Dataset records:
[Begin]
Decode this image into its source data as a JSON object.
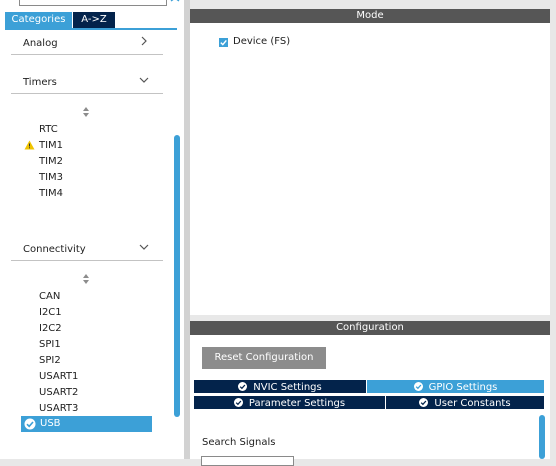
{
  "left_panel": {
    "tabs": {
      "categories": "Categories",
      "az": "A->Z"
    },
    "sections": {
      "analog": "Analog",
      "timers": "Timers",
      "connectivity": "Connectivity"
    },
    "timers_items": [
      "RTC",
      "TIM1",
      "TIM2",
      "TIM3",
      "TIM4"
    ],
    "connectivity_items": [
      "CAN",
      "I2C1",
      "I2C2",
      "SPI1",
      "SPI2",
      "USART1",
      "USART2",
      "USART3",
      "USB"
    ],
    "selected_item": "USB",
    "warning_item": "TIM1"
  },
  "mode_panel": {
    "title": "Mode",
    "device_fs_label": "Device (FS)",
    "device_fs_checked": true
  },
  "configuration_panel": {
    "title": "Configuration",
    "reset_button": "Reset Configuration",
    "tabs": {
      "nvic": "NVIC Settings",
      "gpio": "GPIO Settings",
      "parameter": "Parameter Settings",
      "user_constants": "User Constants"
    },
    "selected_tab": "GPIO Settings",
    "search_label": "Search Signals"
  },
  "colors": {
    "accent": "#3ca0d7",
    "dark_navy": "#03234b",
    "header_gray": "#565656",
    "button_gray": "#8c8c8c",
    "warning": "#f0c400"
  }
}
[End]
▶ [STATED PROBLEM]:
Print the complete listing exactly as it stands, without its pictures.

▶ [RESPONSE TO THIS TASK]:
Decode this image into its source data as a JSON object.
{
  "left_panel": {
    "tabs": {
      "categories": "Categories",
      "az": "A->Z"
    },
    "sections": {
      "analog": "Analog",
      "timers": "Timers",
      "connectivity": "Connectivity"
    },
    "timers_items": [
      "RTC",
      "TIM1",
      "TIM2",
      "TIM3",
      "TIM4"
    ],
    "connectivity_items": [
      "CAN",
      "I2C1",
      "I2C2",
      "SPI1",
      "SPI2",
      "USART1",
      "USART2",
      "USART3",
      "USB"
    ],
    "selected_item": "USB",
    "warning_item": "TIM1"
  },
  "mode_panel": {
    "title": "Mode",
    "device_fs_label": "Device (FS)",
    "device_fs_checked": true
  },
  "configuration_panel": {
    "title": "Configuration",
    "reset_button": "Reset Configuration",
    "tabs": {
      "nvic": "NVIC Settings",
      "gpio": "GPIO Settings",
      "parameter": "Parameter Settings",
      "user_constants": "User Constants"
    },
    "selected_tab": "GPIO Settings",
    "search_label": "Search Signals"
  },
  "colors": {
    "accent": "#3ca0d7",
    "dark_navy": "#03234b",
    "header_gray": "#565656",
    "button_gray": "#8c8c8c",
    "warning": "#f0c400"
  }
}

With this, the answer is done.